═════ DATA FOR THIS TASK ═════

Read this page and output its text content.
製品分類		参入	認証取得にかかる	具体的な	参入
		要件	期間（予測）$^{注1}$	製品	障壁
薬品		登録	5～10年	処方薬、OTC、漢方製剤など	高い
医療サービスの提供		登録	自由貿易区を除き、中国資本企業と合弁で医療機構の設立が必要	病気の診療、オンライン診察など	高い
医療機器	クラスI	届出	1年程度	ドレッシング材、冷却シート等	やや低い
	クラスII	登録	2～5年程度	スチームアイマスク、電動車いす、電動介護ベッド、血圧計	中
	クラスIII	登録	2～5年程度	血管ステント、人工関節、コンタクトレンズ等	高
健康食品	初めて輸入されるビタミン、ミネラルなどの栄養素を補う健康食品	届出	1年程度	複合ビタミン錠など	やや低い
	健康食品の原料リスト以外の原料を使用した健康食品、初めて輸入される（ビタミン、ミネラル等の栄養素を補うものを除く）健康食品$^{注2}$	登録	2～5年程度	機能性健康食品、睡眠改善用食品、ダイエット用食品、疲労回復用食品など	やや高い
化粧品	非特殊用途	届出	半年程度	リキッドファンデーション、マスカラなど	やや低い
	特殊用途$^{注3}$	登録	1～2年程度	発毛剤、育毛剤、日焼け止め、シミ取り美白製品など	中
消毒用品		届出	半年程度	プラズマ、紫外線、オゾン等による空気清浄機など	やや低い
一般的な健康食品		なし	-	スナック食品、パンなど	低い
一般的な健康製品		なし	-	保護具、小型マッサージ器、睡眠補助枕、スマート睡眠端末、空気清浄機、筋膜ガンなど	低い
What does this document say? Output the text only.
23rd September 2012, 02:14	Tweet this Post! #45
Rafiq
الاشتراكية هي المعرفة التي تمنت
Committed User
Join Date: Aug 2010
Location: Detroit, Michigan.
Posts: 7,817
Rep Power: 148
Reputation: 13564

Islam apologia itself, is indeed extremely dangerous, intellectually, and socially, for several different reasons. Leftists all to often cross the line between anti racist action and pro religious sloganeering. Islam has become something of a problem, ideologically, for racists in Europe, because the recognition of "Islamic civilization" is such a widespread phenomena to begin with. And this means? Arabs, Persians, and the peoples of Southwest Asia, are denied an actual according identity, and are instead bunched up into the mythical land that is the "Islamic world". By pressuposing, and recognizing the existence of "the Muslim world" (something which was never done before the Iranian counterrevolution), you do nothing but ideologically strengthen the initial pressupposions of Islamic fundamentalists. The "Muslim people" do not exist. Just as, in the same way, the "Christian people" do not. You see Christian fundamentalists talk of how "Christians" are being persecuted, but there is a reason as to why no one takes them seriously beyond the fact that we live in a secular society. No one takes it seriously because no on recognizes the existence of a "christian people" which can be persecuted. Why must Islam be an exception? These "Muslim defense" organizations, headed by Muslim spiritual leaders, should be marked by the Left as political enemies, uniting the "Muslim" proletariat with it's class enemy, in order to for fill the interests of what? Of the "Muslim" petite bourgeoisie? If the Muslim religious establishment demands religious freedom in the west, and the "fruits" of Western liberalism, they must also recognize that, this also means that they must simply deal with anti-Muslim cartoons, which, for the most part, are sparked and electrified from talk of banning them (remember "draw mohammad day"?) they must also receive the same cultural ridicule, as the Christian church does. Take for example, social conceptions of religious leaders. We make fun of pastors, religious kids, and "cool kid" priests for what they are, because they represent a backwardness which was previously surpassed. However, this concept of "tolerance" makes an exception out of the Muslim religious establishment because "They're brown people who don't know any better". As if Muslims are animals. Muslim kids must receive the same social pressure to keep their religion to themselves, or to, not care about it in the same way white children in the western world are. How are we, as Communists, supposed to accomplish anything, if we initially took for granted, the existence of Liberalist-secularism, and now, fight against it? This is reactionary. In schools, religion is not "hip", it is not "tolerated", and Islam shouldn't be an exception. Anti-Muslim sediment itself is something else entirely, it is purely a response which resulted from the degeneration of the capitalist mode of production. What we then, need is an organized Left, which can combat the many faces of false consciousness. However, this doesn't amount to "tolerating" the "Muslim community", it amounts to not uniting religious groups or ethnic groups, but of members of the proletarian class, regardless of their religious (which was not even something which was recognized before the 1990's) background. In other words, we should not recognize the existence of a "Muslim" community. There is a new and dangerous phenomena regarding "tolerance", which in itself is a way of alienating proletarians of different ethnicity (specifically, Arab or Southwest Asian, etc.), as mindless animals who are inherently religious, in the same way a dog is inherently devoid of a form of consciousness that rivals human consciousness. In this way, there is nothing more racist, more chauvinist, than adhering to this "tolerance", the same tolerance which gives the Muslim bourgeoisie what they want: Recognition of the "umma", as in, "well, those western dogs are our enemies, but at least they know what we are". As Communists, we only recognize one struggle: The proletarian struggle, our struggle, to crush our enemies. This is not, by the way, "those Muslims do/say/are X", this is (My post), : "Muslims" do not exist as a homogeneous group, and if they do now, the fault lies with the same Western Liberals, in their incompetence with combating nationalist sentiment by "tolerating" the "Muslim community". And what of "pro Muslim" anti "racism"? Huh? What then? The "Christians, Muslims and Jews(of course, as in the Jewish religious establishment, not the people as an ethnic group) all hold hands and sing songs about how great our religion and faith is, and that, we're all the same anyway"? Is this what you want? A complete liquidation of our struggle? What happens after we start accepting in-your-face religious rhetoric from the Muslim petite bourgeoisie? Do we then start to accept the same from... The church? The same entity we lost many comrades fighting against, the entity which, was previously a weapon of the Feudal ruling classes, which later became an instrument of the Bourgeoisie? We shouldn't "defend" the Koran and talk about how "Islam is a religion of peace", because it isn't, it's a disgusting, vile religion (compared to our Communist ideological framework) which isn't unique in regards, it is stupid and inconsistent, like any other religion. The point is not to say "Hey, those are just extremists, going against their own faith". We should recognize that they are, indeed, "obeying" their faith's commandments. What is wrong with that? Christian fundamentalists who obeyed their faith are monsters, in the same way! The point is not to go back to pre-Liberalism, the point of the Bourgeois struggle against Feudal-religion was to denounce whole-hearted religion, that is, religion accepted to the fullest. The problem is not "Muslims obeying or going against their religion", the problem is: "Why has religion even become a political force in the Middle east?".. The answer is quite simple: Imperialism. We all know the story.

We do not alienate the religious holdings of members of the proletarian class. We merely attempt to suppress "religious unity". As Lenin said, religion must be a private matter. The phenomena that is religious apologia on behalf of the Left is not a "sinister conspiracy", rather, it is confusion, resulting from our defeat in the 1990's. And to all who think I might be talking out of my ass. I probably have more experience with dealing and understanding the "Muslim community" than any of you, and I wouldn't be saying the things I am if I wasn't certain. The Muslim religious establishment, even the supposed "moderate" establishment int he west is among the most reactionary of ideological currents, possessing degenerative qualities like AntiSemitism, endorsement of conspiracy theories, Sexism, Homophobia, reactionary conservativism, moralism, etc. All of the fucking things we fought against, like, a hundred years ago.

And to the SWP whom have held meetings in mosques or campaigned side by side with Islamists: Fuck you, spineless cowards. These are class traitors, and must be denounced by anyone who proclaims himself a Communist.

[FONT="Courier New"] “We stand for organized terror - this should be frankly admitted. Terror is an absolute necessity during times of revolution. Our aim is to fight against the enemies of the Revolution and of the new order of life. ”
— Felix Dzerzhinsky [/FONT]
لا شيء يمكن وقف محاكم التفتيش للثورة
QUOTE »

═════

- **WHAT YOU SHOULD DO**
Transcribe the records above exactly as they appear.

- **TASK RESULT**
Read this page and output its text content.
製品分類		参入	認証取得にかかる	具体的な	参入
		要件	期間（予測）$^{注1}$	製品	障壁
薬品		登録	5～10年	処方薬、OTC、漢方製剤など	高い
医療サービスの提供		登録	自由貿易区を除き、中国資本企業と合弁で医療機構の設立が必要	病気の診療、オンライン診察など	高い
医療機器	クラスI	届出	1年程度	ドレッシング材、冷却シート等	やや低い
	クラスII	登録	2～5年程度	スチームアイマスク、電動車いす、電動介護ベッド、血圧計	中
	クラスIII	登録	2～5年程度	血管ステント、人工関節、コンタクトレンズ等	高
健康食品	初めて輸入されるビタミン、ミネラルなどの栄養素を補う健康食品	届出	1年程度	複合ビタミン錠など	やや低い
	健康食品の原料リスト以外の原料を使用した健康食品、初めて輸入される（ビタミン、ミネラル等の栄養素を補うものを除く）健康食品$^{注2}$	登録	2～5年程度	機能性健康食品、睡眠改善用食品、ダイエット用食品、疲労回復用食品など	やや高い
化粧品	非特殊用途	届出	半年程度	リキッドファンデーション、マスカラなど	やや低い
	特殊用途$^{注3}$	登録	1～2年程度	発毛剤、育毛剤、日焼け止め、シミ取り美白製品など	中
消毒用品		届出	半年程度	プラズマ、紫外線、オゾン等による空気清浄機など	やや低い
一般的な健康食品		なし	-	スナック食品、パンなど	低い
一般的な健康製品		なし	-	保護具、小型マッサージ器、睡眠補助枕、スマート睡眠端末、空気清浄機、筋膜ガンなど	低い
What does this document say? Output the text only.
23rd September 2012, 02:14	Tweet this Post! #45
Rafiq
الاشتراكية هي المعرفة التي تمنت
Committed User
Join Date: Aug 2010
Location: Detroit, Michigan.
Posts: 7,817
Rep Power: 148
Reputation: 13564

Islam apologia itself, is indeed extremely dangerous, intellectually, and socially, for several different reasons. Leftists all to often cross the line between anti racist action and pro religious sloganeering. Islam has become something of a problem, ideologically, for racists in Europe, because the recognition of "Islamic civilization" is such a widespread phenomena to begin with. And this means? Arabs, Persians, and the peoples of Southwest Asia, are denied an actual according identity, and are instead bunched up into the mythical land that is the "Islamic world". By pressuposing, and recognizing the existence of "the Muslim world" (something which was never done before the Iranian counterrevolution), you do nothing but ideologically strengthen the initial pressupposions of Islamic fundamentalists. The "Muslim people" do not exist. Just as, in the same way, the "Christian people" do not. You see Christian fundamentalists talk of how "Christians" are being persecuted, but there is a reason as to why no one takes them seriously beyond the fact that we live in a secular society. No one takes it seriously because no on recognizes the existence of a "christian people" which can be persecuted. Why must Islam be an exception? These "Muslim defense" organizations, headed by Muslim spiritual leaders, should be marked by the Left as political enemies, uniting the "Muslim" proletariat with it's class enemy, in order to for fill the interests of what? Of the "Muslim" petite bourgeoisie? If the Muslim religious establishment demands religious freedom in the west, and the "fruits" of Western liberalism, they must also recognize that, this also means that they must simply deal with anti-Muslim cartoons, which, for the most part, are sparked and electrified from talk of banning them (remember "draw mohammad day"?) they must also receive the same cultural ridicule, as the Christian church does. Take for example, social conceptions of religious leaders. We make fun of pastors, religious kids, and "cool kid" priests for what they are, because they represent a backwardness which was previously surpassed. However, this concept of "tolerance" makes an exception out of the Muslim religious establishment because "They're brown people who don't know any better". As if Muslims are animals. Muslim kids must receive the same social pressure to keep their religion to themselves, or to, not care about it in the same way white children in the western world are. How are we, as Communists, supposed to accomplish anything, if we initially took for granted, the existence of Liberalist-secularism, and now, fight against it? This is reactionary. In schools, religion is not "hip", it is not "tolerated", and Islam shouldn't be an exception. Anti-Muslim sediment itself is something else entirely, it is purely a response which resulted from the degeneration of the capitalist mode of production. What we then, need is an organized Left, which can combat the many faces of false consciousness. However, this doesn't amount to "tolerating" the "Muslim community", it amounts to not uniting religious groups or ethnic groups, but of members of the proletarian class, regardless of their religious (which was not even something which was recognized before the 1990's) background. In other words, we should not recognize the existence of a "Muslim" community. There is a new and dangerous phenomena regarding "tolerance", which in itself is a way of alienating proletarians of different ethnicity (specifically, Arab or Southwest Asian, etc.), as mindless animals who are inherently religious, in the same way a dog is inherently devoid of a form of consciousness that rivals human consciousness. In this way, there is nothing more racist, more chauvinist, than adhering to this "tolerance", the same tolerance which gives the Muslim bourgeoisie what they want: Recognition of the "umma", as in, "well, those western dogs are our enemies, but at least they know what we are". As Communists, we only recognize one struggle: The proletarian struggle, our struggle, to crush our enemies. This is not, by the way, "those Muslims do/say/are X", this is (My post), : "Muslims" do not exist as a homogeneous group, and if they do now, the fault lies with the same Western Liberals, in their incompetence with combating nationalist sentiment by "tolerating" the "Muslim community". And what of "pro Muslim" anti "racism"? Huh? What then? The "Christians, Muslims and Jews(of course, as in the Jewish religious establishment, not the people as an ethnic group) all hold hands and sing songs about how great our religion and faith is, and that, we're all the same anyway"? Is this what you want? A complete liquidation of our struggle? What happens after we start accepting in-your-face religious rhetoric from the Muslim petite bourgeoisie? Do we then start to accept the same from... The church? The same entity we lost many comrades fighting against, the entity which, was previously a weapon of the Feudal ruling classes, which later became an instrument of the Bourgeoisie? We shouldn't "defend" the Koran and talk about how "Islam is a religion of peace", because it isn't, it's a disgusting, vile religion (compared to our Communist ideological framework) which isn't unique in regards, it is stupid and inconsistent, like any other religion. The point is not to say "Hey, those are just extremists, going against their own faith". We should recognize that they are, indeed, "obeying" their faith's commandments. What is wrong with that? Christian fundamentalists who obeyed their faith are monsters, in the same way! The point is not to go back to pre-Liberalism, the point of the Bourgeois struggle against Feudal-religion was to denounce whole-hearted religion, that is, religion accepted to the fullest. The problem is not "Muslims obeying or going against their religion", the problem is: "Why has religion even become a political force in the Middle east?".. The answer is quite simple: Imperialism. We all know the story.

We do not alienate the religious holdings of members of the proletarian class. We merely attempt to suppress "religious unity". As Lenin said, religion must be a private matter. The phenomena that is religious apologia on behalf of the Left is not a "sinister conspiracy", rather, it is confusion, resulting from our defeat in the 1990's. And to all who think I might be talking out of my ass. I probably have more experience with dealing and understanding the "Muslim community" than any of you, and I wouldn't be saying the things I am if I wasn't certain. The Muslim religious establishment, even the supposed "moderate" establishment int he west is among the most reactionary of ideological currents, possessing degenerative qualities like AntiSemitism, endorsement of conspiracy theories, Sexism, Homophobia, reactionary conservativism, moralism, etc. All of the fucking things we fought against, like, a hundred years ago.

And to the SWP whom have held meetings in mosques or campaigned side by side with Islamists: Fuck you, spineless cowards. These are class traitors, and must be denounced by anyone who proclaims himself a Communist.

[FONT="Courier New"] “We stand for organized terror - this should be frankly admitted. Terror is an absolute necessity during times of revolution. Our aim is to fight against the enemies of the Revolution and of the new order of life. ”
— Felix Dzerzhinsky [/FONT]
لا شيء يمكن وقف محاكم التفتيش للثورة
QUOTE »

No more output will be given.